▶ [Exercise]: Print out every line, exactly as written.

+--

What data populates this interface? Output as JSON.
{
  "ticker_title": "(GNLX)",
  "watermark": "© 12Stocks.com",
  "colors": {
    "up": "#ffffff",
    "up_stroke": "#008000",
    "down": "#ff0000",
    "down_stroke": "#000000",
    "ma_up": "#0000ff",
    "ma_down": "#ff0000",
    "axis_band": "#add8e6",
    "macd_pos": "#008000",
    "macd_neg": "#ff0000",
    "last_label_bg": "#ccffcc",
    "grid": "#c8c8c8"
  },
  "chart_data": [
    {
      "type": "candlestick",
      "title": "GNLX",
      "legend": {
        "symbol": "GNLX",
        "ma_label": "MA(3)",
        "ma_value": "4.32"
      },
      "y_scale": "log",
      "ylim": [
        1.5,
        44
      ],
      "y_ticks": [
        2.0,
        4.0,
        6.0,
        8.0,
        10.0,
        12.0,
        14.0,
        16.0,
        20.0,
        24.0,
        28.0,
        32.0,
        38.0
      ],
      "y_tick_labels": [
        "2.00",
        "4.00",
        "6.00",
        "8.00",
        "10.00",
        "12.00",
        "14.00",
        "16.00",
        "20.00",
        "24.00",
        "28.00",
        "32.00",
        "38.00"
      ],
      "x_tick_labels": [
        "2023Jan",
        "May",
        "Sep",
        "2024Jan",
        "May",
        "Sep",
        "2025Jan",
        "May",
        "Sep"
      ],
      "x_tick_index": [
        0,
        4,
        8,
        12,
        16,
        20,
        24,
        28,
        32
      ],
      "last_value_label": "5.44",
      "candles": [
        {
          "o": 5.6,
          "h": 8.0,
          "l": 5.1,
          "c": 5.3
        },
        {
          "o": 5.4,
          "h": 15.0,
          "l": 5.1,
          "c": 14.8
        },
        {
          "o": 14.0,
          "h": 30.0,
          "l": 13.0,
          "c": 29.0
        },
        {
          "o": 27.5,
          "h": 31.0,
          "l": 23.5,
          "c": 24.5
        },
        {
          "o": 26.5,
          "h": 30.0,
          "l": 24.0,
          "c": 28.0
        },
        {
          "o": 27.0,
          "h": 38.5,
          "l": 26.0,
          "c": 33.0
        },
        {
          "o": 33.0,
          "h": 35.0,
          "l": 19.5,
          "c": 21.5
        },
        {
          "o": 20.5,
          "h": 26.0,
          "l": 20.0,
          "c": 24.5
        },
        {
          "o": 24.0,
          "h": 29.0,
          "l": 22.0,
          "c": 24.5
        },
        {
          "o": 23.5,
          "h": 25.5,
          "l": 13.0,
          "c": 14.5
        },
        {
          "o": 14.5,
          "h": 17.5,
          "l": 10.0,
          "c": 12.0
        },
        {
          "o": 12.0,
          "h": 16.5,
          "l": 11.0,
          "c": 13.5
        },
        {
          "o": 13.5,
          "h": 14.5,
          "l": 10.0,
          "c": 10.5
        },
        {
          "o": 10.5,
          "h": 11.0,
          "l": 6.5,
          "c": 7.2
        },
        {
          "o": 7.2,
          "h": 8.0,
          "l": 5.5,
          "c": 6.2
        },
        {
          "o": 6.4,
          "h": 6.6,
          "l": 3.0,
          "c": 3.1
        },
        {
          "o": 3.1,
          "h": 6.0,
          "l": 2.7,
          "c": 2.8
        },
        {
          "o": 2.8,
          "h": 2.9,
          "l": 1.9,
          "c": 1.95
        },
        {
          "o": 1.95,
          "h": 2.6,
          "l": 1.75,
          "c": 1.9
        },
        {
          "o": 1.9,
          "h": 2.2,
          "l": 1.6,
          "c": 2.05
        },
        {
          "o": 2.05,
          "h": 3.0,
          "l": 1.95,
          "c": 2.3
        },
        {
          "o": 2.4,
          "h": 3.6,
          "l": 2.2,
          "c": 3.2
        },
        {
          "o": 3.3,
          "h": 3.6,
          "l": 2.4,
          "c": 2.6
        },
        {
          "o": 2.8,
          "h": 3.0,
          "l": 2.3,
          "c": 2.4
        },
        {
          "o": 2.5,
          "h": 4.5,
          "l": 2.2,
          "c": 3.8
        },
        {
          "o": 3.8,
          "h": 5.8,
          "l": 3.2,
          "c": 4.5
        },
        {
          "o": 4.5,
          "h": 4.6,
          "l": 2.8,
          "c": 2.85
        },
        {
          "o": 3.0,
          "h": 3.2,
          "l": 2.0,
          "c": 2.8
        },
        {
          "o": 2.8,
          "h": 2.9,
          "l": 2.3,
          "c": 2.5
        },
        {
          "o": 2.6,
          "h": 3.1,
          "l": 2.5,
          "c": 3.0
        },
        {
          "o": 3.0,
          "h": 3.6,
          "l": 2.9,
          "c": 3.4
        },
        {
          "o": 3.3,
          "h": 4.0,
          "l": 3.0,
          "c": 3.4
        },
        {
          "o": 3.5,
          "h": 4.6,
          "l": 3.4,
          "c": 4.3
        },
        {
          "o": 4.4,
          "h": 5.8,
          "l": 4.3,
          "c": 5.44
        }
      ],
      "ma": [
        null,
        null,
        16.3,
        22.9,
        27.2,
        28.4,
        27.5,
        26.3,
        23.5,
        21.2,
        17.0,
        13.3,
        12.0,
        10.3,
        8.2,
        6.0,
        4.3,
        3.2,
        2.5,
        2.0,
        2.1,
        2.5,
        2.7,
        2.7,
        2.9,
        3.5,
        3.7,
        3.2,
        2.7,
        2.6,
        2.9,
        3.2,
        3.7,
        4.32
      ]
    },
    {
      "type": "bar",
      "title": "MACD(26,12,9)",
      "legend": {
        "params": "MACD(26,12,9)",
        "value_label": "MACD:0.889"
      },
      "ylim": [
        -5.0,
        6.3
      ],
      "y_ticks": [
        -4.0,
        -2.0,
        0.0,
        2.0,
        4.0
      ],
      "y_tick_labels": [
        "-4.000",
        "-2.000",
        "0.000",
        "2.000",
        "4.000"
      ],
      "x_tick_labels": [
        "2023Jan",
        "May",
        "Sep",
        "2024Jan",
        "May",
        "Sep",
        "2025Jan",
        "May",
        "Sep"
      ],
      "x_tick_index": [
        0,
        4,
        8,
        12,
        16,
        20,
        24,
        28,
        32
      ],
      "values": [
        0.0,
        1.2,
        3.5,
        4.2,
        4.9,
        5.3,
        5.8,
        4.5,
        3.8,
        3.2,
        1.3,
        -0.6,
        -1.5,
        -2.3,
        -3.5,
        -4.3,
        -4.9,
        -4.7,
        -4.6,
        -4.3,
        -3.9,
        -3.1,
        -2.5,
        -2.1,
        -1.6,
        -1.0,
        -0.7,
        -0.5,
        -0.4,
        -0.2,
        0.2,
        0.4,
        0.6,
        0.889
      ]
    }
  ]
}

+--

▶ [Finished exercise]:
What data populates this interface? Output as JSON.
{
  "ticker_title": "(GNLX)",
  "watermark": "© 12Stocks.com",
  "colors": {
    "up": "#ffffff",
    "up_stroke": "#008000",
    "down": "#ff0000",
    "down_stroke": "#000000",
    "ma_up": "#0000ff",
    "ma_down": "#ff0000",
    "axis_band": "#add8e6",
    "macd_pos": "#008000",
    "macd_neg": "#ff0000",
    "last_label_bg": "#ccffcc",
    "grid": "#c8c8c8"
  },
  "chart_data": [
    {
      "type": "candlestick",
      "title": "GNLX",
      "legend": {
        "symbol": "GNLX",
        "ma_label": "MA(3)",
        "ma_value": "4.32"
      },
      "y_scale": "log",
      "ylim": [
        1.5,
        44
      ],
      "y_ticks": [
        2.0,
        4.0,
        6.0,
        8.0,
        10.0,
        12.0,
        14.0,
        16.0,
        20.0,
        24.0,
        28.0,
        32.0,
        38.0
      ],
      "y_tick_labels": [
        "2.00",
        "4.00",
        "6.00",
        "8.00",
        "10.00",
        "12.00",
        "14.00",
        "16.00",
        "20.00",
        "24.00",
        "28.00",
        "32.00",
        "38.00"
      ],
      "x_tick_labels": [
        "2023Jan",
        "May",
        "Sep",
        "2024Jan",
        "May",
        "Sep",
        "2025Jan",
        "May",
        "Sep"
      ],
      "x_tick_index": [
        0,
        4,
        8,
        12,
        16,
        20,
        24,
        28,
        32
      ],
      "last_value_label": "5.44",
      "candles": [
        {
          "o": 5.6,
          "h": 8.0,
          "l": 5.1,
          "c": 5.3
        },
        {
          "o": 5.4,
          "h": 15.0,
          "l": 5.1,
          "c": 14.8
        },
        {
          "o": 14.0,
          "h": 30.0,
          "l": 13.0,
          "c": 29.0
        },
        {
          "o": 27.5,
          "h": 31.0,
          "l": 23.5,
          "c": 24.5
        },
        {
          "o": 26.5,
          "h": 30.0,
          "l": 24.0,
          "c": 28.0
        },
        {
          "o": 27.0,
          "h": 38.5,
          "l": 26.0,
          "c": 33.0
        },
        {
          "o": 33.0,
          "h": 35.0,
          "l": 19.5,
          "c": 21.5
        },
        {
          "o": 20.5,
          "h": 26.0,
          "l": 20.0,
          "c": 24.5
        },
        {
          "o": 24.0,
          "h": 29.0,
          "l": 22.0,
          "c": 24.5
        },
        {
          "o": 23.5,
          "h": 25.5,
          "l": 13.0,
          "c": 14.5
        },
        {
          "o": 14.5,
          "h": 17.5,
          "l": 10.0,
          "c": 12.0
        },
        {
          "o": 12.0,
          "h": 16.5,
          "l": 11.0,
          "c": 13.5
        },
        {
          "o": 13.5,
          "h": 14.5,
          "l": 10.0,
          "c": 10.5
        },
        {
          "o": 10.5,
          "h": 11.0,
          "l": 6.5,
          "c": 7.2
        },
        {
          "o": 7.2,
          "h": 8.0,
          "l": 5.5,
          "c": 6.2
        },
        {
          "o": 6.4,
          "h": 6.6,
          "l": 3.0,
          "c": 3.1
        },
        {
          "o": 3.1,
          "h": 6.0,
          "l": 2.7,
          "c": 2.8
        },
        {
          "o": 2.8,
          "h": 2.9,
          "l": 1.9,
          "c": 1.95
        },
        {
          "o": 1.95,
          "h": 2.6,
          "l": 1.75,
          "c": 1.9
        },
        {
          "o": 1.9,
          "h": 2.2,
          "l": 1.6,
          "c": 2.05
        },
        {
          "o": 2.05,
          "h": 3.0,
          "l": 1.95,
          "c": 2.3
        },
        {
          "o": 2.4,
          "h": 3.6,
          "l": 2.2,
          "c": 3.2
        },
        {
          "o": 3.3,
          "h": 3.6,
          "l": 2.4,
          "c": 2.6
        },
        {
          "o": 2.8,
          "h": 3.0,
          "l": 2.3,
          "c": 2.4
        },
        {
          "o": 2.5,
          "h": 4.5,
          "l": 2.2,
          "c": 3.8
        },
        {
          "o": 3.8,
          "h": 5.8,
          "l": 3.2,
          "c": 4.5
        },
        {
          "o": 4.5,
          "h": 4.6,
          "l": 2.8,
          "c": 2.85
        },
        {
          "o": 3.0,
          "h": 3.2,
          "l": 2.0,
          "c": 2.8
        },
        {
          "o": 2.8,
          "h": 2.9,
          "l": 2.3,
          "c": 2.5
        },
        {
          "o": 2.6,
          "h": 3.1,
          "l": 2.5,
          "c": 3.0
        },
        {
          "o": 3.0,
          "h": 3.6,
          "l": 2.9,
          "c": 3.4
        },
        {
          "o": 3.3,
          "h": 4.0,
          "l": 3.0,
          "c": 3.4
        },
        {
          "o": 3.5,
          "h": 4.6,
          "l": 3.4,
          "c": 4.3
        },
        {
          "o": 4.4,
          "h": 5.8,
          "l": 4.3,
          "c": 5.44
        }
      ],
      "ma": [
        null,
        null,
        16.3,
        22.9,
        27.2,
        28.4,
        27.5,
        26.3,
        23.5,
        21.2,
        17.0,
        13.3,
        12.0,
        10.3,
        8.2,
        6.0,
        4.3,
        3.2,
        2.5,
        2.0,
        2.1,
        2.5,
        2.7,
        2.7,
        2.9,
        3.5,
        3.7,
        3.2,
        2.7,
        2.6,
        2.9,
        3.2,
        3.7,
        4.32
      ]
    },
    {
      "type": "bar",
      "title": "MACD(26,12,9)",
      "legend": {
        "params": "MACD(26,12,9)",
        "value_label": "MACD:0.889"
      },
      "ylim": [
        -5.0,
        6.3
      ],
      "y_ticks": [
        -4.0,
        -2.0,
        0.0,
        2.0,
        4.0
      ],
      "y_tick_labels": [
        "-4.000",
        "-2.000",
        "0.000",
        "2.000",
        "4.000"
      ],
      "x_tick_labels": [
        "2023Jan",
        "May",
        "Sep",
        "2024Jan",
        "May",
        "Sep",
        "2025Jan",
        "May",
        "Sep"
      ],
      "x_tick_index": [
        0,
        4,
        8,
        12,
        16,
        20,
        24,
        28,
        32
      ],
      "values": [
        0.0,
        1.2,
        3.5,
        4.2,
        4.9,
        5.3,
        5.8,
        4.5,
        3.8,
        3.2,
        1.3,
        -0.6,
        -1.5,
        -2.3,
        -3.5,
        -4.3,
        -4.9,
        -4.7,
        -4.6,
        -4.3,
        -3.9,
        -3.1,
        -2.5,
        -2.1,
        -1.6,
        -1.0,
        -0.7,
        -0.5,
        -0.4,
        -0.2,
        0.2,
        0.4,
        0.6,
        0.889
      ]
    }
  ]
}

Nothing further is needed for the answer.